### EXERCISE
Make an exact copy of the lines, leaving the pictures out.

### RECORDS SHOWN
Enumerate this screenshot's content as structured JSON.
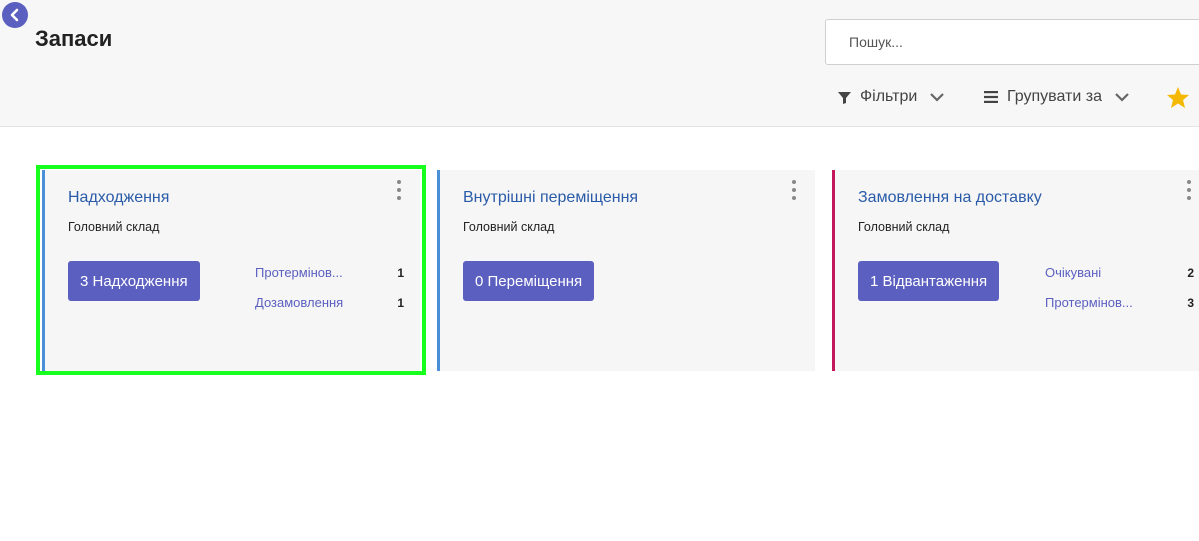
{
  "page_title": "Запаси",
  "search": {
    "placeholder": "Пошук..."
  },
  "toolbar": {
    "filters_label": "Фільтри",
    "group_by_label": "Групувати за",
    "favorites_icon": "star-icon"
  },
  "colors": {
    "accent": "#5b5fc0",
    "card1_bar": "#4a90d9",
    "card2_bar": "#4a90d9",
    "card3_bar": "#c2185b",
    "highlight": "#17ff1d",
    "favorite": "#f5b800"
  },
  "cards": [
    {
      "title": "Надходження",
      "subtitle": "Головний склад",
      "button": "3 Надходження",
      "stats": [
        {
          "label": "Протермінов...",
          "value": "1"
        },
        {
          "label": "Дозамовлення",
          "value": "1"
        }
      ]
    },
    {
      "title": "Внутрішні переміщення",
      "subtitle": "Головний склад",
      "button": "0 Переміщення",
      "stats": []
    },
    {
      "title": "Замовлення на доставку",
      "subtitle": "Головний склад",
      "button": "1 Відвантаження",
      "stats": [
        {
          "label": "Очікувані",
          "value": "2"
        },
        {
          "label": "Протермінов...",
          "value": "3"
        }
      ]
    }
  ]
}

### RESULT OF THE EXERCISE
Enumerate this screenshot's content as structured JSON.
{
  "page_title": "Запаси",
  "search": {
    "placeholder": "Пошук..."
  },
  "toolbar": {
    "filters_label": "Фільтри",
    "group_by_label": "Групувати за",
    "favorites_icon": "star-icon"
  },
  "colors": {
    "accent": "#5b5fc0",
    "card1_bar": "#4a90d9",
    "card2_bar": "#4a90d9",
    "card3_bar": "#c2185b",
    "highlight": "#17ff1d",
    "favorite": "#f5b800"
  },
  "cards": [
    {
      "title": "Надходження",
      "subtitle": "Головний склад",
      "button": "3 Надходження",
      "stats": [
        {
          "label": "Протермінов...",
          "value": "1"
        },
        {
          "label": "Дозамовлення",
          "value": "1"
        }
      ]
    },
    {
      "title": "Внутрішні переміщення",
      "subtitle": "Головний склад",
      "button": "0 Переміщення",
      "stats": []
    },
    {
      "title": "Замовлення на доставку",
      "subtitle": "Головний склад",
      "button": "1 Відвантаження",
      "stats": [
        {
          "label": "Очікувані",
          "value": "2"
        },
        {
          "label": "Протермінов...",
          "value": "3"
        }
      ]
    }
  ]
}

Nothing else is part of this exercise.